[CHALLENGE]: Select every line below containing the word "public".

[DATA]:
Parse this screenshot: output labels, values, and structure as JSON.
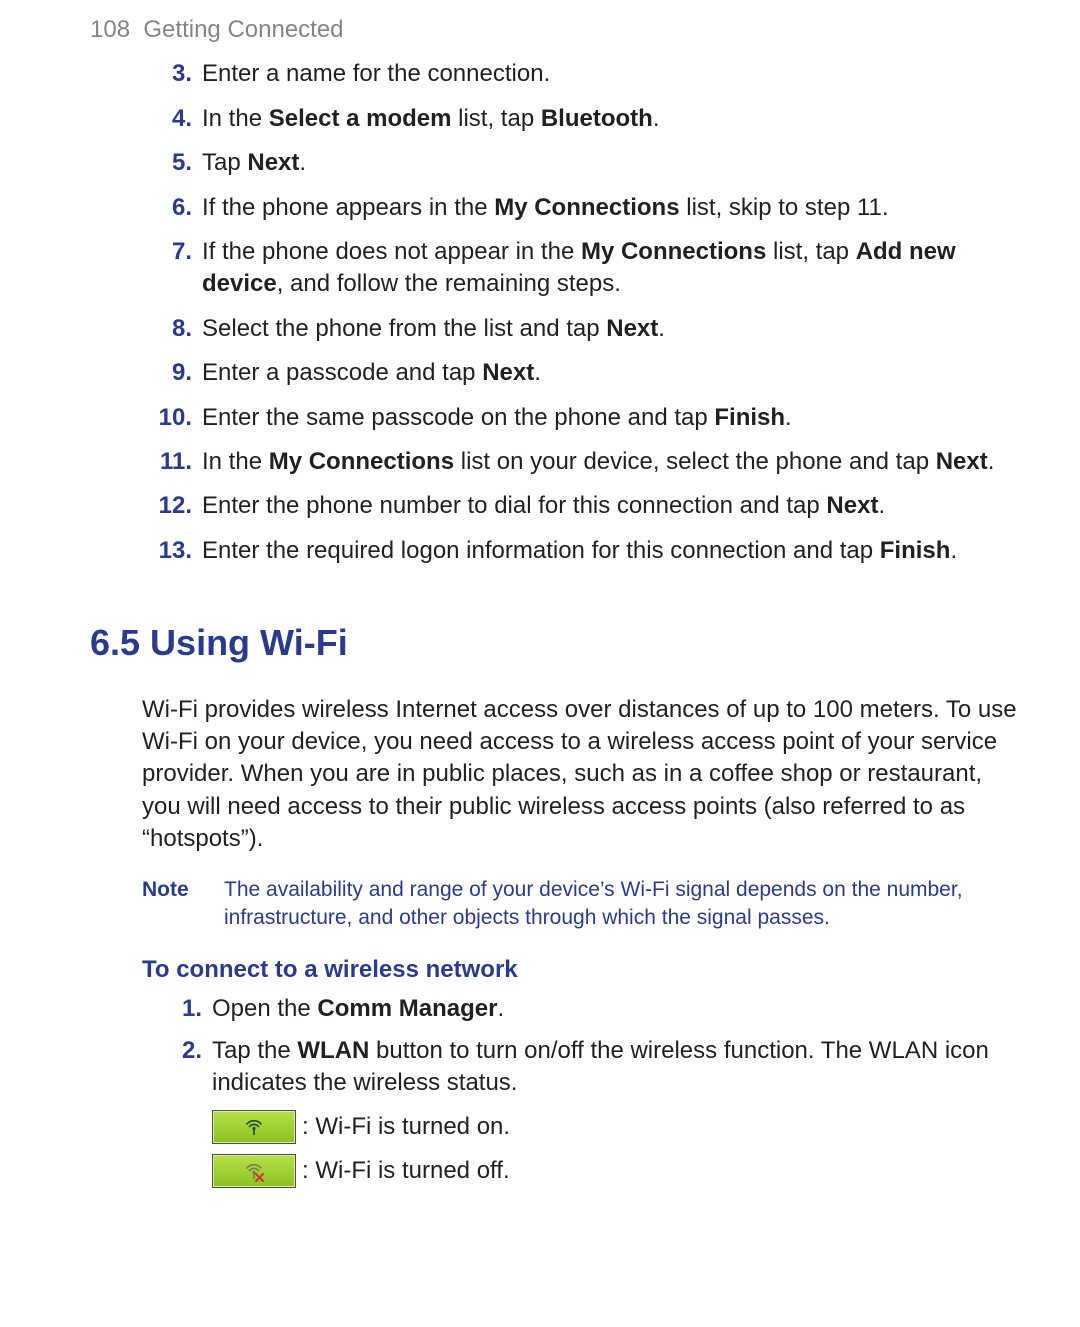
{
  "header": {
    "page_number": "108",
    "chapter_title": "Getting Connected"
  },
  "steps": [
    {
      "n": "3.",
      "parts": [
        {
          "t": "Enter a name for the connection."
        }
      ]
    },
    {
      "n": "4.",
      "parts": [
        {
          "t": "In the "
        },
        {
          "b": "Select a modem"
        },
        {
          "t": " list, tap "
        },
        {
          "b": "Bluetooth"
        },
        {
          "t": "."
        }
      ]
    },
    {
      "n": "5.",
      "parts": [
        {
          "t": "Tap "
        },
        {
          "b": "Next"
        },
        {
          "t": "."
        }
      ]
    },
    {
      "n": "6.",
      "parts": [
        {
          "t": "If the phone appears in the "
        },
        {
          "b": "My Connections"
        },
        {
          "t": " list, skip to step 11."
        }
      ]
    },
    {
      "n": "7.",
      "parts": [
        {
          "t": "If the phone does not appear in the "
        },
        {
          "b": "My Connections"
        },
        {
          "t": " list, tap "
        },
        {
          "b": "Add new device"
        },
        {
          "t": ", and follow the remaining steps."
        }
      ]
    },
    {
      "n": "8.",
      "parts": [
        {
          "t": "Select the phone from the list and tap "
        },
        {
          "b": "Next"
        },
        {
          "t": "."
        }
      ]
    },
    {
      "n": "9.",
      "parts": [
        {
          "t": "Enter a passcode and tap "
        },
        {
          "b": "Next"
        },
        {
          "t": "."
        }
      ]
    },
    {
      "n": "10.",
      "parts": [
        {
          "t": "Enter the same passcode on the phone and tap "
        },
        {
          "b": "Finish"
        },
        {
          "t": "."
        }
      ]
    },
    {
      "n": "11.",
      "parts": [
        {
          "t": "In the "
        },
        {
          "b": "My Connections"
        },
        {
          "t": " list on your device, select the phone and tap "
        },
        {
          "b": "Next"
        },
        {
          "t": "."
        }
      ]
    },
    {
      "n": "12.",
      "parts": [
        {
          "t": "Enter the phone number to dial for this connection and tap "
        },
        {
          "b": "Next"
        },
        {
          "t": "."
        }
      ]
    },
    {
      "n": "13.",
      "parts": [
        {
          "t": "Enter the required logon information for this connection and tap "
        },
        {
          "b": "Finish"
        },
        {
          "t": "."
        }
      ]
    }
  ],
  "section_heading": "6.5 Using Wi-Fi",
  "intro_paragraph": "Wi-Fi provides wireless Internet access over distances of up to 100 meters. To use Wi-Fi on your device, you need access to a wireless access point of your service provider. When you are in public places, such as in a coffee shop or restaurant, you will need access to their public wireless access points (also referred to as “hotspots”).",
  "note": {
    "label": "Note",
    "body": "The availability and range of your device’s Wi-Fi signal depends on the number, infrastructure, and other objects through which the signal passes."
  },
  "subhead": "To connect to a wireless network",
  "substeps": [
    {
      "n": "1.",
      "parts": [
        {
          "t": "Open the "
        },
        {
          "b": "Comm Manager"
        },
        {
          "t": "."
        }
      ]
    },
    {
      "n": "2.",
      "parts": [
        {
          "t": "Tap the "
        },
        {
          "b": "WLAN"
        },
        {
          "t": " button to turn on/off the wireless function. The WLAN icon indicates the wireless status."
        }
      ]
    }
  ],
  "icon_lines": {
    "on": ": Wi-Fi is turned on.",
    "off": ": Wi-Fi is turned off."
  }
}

---

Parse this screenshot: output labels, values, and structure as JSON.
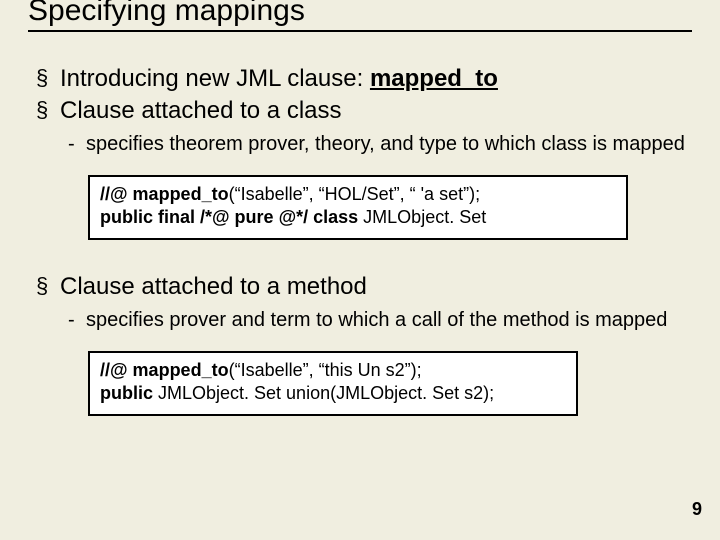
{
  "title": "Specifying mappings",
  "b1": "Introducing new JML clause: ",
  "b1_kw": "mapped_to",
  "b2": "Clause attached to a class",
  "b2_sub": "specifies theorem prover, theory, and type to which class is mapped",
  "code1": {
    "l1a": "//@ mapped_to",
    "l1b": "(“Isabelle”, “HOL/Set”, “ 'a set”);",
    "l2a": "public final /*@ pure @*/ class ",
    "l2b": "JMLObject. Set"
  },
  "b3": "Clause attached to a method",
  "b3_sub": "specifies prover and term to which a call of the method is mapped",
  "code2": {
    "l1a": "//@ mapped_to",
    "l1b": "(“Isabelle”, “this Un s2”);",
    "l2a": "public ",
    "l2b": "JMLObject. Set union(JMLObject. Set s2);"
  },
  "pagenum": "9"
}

[RESPONSE BELOW]:
  "intro_paragraph": "Wi-Fi provides wireless Internet access over distances of up to 100 meters. To use Wi-Fi on your device, you need access to a wireless access point of your service provider. When you are in public places, such as in a coffee shop or restaurant, you will need access to their public wireless access points (also referred to as “hotspots”).",
    "l2a": "public final /*@ pure @*/ class ",
    "l2a": "public ",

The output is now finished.